--- Start ---

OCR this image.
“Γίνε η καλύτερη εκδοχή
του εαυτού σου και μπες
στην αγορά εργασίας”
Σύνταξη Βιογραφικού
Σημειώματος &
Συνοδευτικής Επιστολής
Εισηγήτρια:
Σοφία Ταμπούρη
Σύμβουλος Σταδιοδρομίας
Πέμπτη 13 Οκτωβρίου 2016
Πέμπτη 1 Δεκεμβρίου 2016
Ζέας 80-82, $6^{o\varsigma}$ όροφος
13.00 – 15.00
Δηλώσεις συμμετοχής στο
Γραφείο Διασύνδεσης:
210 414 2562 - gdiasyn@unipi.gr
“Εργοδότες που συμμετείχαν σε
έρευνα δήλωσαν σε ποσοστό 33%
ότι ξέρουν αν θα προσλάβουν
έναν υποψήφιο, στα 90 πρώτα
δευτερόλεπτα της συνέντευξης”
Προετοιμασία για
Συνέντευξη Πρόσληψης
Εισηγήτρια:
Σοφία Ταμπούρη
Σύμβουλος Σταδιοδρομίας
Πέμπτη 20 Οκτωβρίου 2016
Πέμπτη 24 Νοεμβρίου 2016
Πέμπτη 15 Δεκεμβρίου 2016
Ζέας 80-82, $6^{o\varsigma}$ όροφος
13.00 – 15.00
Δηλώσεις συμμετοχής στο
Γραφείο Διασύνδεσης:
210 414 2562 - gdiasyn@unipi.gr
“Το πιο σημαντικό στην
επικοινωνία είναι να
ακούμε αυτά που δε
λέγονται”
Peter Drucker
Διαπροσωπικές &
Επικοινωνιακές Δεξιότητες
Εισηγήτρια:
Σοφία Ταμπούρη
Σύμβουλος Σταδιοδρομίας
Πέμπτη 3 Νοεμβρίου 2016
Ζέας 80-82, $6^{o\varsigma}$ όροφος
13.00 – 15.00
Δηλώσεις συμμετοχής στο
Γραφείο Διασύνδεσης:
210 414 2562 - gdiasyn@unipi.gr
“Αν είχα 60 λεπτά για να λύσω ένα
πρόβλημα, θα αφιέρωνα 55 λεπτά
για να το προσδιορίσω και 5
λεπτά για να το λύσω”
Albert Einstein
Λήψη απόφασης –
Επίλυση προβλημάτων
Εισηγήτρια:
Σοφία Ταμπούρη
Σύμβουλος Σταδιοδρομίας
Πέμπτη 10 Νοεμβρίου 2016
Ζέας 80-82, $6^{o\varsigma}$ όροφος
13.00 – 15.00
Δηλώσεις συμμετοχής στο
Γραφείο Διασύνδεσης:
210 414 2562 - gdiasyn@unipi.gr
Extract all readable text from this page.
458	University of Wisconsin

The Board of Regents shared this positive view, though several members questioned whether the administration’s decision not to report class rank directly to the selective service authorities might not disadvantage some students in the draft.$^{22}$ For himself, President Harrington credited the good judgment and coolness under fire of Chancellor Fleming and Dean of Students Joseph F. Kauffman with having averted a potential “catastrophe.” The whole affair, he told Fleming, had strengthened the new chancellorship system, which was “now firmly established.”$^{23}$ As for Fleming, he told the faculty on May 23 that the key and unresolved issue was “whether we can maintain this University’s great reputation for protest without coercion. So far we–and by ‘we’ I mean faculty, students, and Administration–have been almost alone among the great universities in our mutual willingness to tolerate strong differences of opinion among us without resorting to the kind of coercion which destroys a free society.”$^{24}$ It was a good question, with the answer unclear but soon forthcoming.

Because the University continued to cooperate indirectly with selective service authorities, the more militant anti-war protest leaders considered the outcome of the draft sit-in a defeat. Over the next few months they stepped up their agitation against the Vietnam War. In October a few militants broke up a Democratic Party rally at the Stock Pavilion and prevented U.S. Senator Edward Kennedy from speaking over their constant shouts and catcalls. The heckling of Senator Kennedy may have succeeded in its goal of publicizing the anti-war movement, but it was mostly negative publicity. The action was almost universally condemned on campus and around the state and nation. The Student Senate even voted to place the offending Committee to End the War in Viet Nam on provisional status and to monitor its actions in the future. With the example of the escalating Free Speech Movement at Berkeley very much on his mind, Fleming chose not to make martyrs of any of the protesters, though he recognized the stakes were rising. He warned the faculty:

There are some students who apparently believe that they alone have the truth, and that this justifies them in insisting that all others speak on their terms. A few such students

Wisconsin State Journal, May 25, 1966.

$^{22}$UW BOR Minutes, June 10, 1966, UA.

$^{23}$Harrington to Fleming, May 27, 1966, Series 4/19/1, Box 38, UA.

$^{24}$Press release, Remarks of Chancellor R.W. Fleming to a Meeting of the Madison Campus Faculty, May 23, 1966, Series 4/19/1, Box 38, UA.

--- End ---

### Exercise
Extract each entry in full and write it down exactly.

### Correct output
OCR this image.
“Γίνε η καλύτερη εκδοχή
του εαυτού σου και μπες
στην αγορά εργασίας”
Σύνταξη Βιογραφικού
Σημειώματος &
Συνοδευτικής Επιστολής
Εισηγήτρια:
Σοφία Ταμπούρη
Σύμβουλος Σταδιοδρομίας
Πέμπτη 13 Οκτωβρίου 2016
Πέμπτη 1 Δεκεμβρίου 2016
Ζέας 80-82, $6^{o\varsigma}$ όροφος
13.00 – 15.00
Δηλώσεις συμμετοχής στο
Γραφείο Διασύνδεσης:
210 414 2562 - gdiasyn@unipi.gr
“Εργοδότες που συμμετείχαν σε
έρευνα δήλωσαν σε ποσοστό 33%
ότι ξέρουν αν θα προσλάβουν
έναν υποψήφιο, στα 90 πρώτα
δευτερόλεπτα της συνέντευξης”
Προετοιμασία για
Συνέντευξη Πρόσληψης
Εισηγήτρια:
Σοφία Ταμπούρη
Σύμβουλος Σταδιοδρομίας
Πέμπτη 20 Οκτωβρίου 2016
Πέμπτη 24 Νοεμβρίου 2016
Πέμπτη 15 Δεκεμβρίου 2016
Ζέας 80-82, $6^{o\varsigma}$ όροφος
13.00 – 15.00
Δηλώσεις συμμετοχής στο
Γραφείο Διασύνδεσης:
210 414 2562 - gdiasyn@unipi.gr
“Το πιο σημαντικό στην
επικοινωνία είναι να
ακούμε αυτά που δε
λέγονται”
Peter Drucker
Διαπροσωπικές &
Επικοινωνιακές Δεξιότητες
Εισηγήτρια:
Σοφία Ταμπούρη
Σύμβουλος Σταδιοδρομίας
Πέμπτη 3 Νοεμβρίου 2016
Ζέας 80-82, $6^{o\varsigma}$ όροφος
13.00 – 15.00
Δηλώσεις συμμετοχής στο
Γραφείο Διασύνδεσης:
210 414 2562 - gdiasyn@unipi.gr
“Αν είχα 60 λεπτά για να λύσω ένα
πρόβλημα, θα αφιέρωνα 55 λεπτά
για να το προσδιορίσω και 5
λεπτά για να το λύσω”
Albert Einstein
Λήψη απόφασης –
Επίλυση προβλημάτων
Εισηγήτρια:
Σοφία Ταμπούρη
Σύμβουλος Σταδιοδρομίας
Πέμπτη 10 Νοεμβρίου 2016
Ζέας 80-82, $6^{o\varsigma}$ όροφος
13.00 – 15.00
Δηλώσεις συμμετοχής στο
Γραφείο Διασύνδεσης:
210 414 2562 - gdiasyn@unipi.gr
Extract all readable text from this page.
458	University of Wisconsin

The Board of Regents shared this positive view, though several members questioned whether the administration’s decision not to report class rank directly to the selective service authorities might not disadvantage some students in the draft.$^{22}$ For himself, President Harrington credited the good judgment and coolness under fire of Chancellor Fleming and Dean of Students Joseph F. Kauffman with having averted a potential “catastrophe.” The whole affair, he told Fleming, had strengthened the new chancellorship system, which was “now firmly established.”$^{23}$ As for Fleming, he told the faculty on May 23 that the key and unresolved issue was “whether we can maintain this University’s great reputation for protest without coercion. So far we–and by ‘we’ I mean faculty, students, and Administration–have been almost alone among the great universities in our mutual willingness to tolerate strong differences of opinion among us without resorting to the kind of coercion which destroys a free society.”$^{24}$ It was a good question, with the answer unclear but soon forthcoming.

Because the University continued to cooperate indirectly with selective service authorities, the more militant anti-war protest leaders considered the outcome of the draft sit-in a defeat. Over the next few months they stepped up their agitation against the Vietnam War. In October a few militants broke up a Democratic Party rally at the Stock Pavilion and prevented U.S. Senator Edward Kennedy from speaking over their constant shouts and catcalls. The heckling of Senator Kennedy may have succeeded in its goal of publicizing the anti-war movement, but it was mostly negative publicity. The action was almost universally condemned on campus and around the state and nation. The Student Senate even voted to place the offending Committee to End the War in Viet Nam on provisional status and to monitor its actions in the future. With the example of the escalating Free Speech Movement at Berkeley very much on his mind, Fleming chose not to make martyrs of any of the protesters, though he recognized the stakes were rising. He warned the faculty:

There are some students who apparently believe that they alone have the truth, and that this justifies them in insisting that all others speak on their terms. A few such students

Wisconsin State Journal, May 25, 1966.

$^{22}$UW BOR Minutes, June 10, 1966, UA.

$^{23}$Harrington to Fleming, May 27, 1966, Series 4/19/1, Box 38, UA.

$^{24}$Press release, Remarks of Chancellor R.W. Fleming to a Meeting of the Madison Campus Faculty, May 23, 1966, Series 4/19/1, Box 38, UA.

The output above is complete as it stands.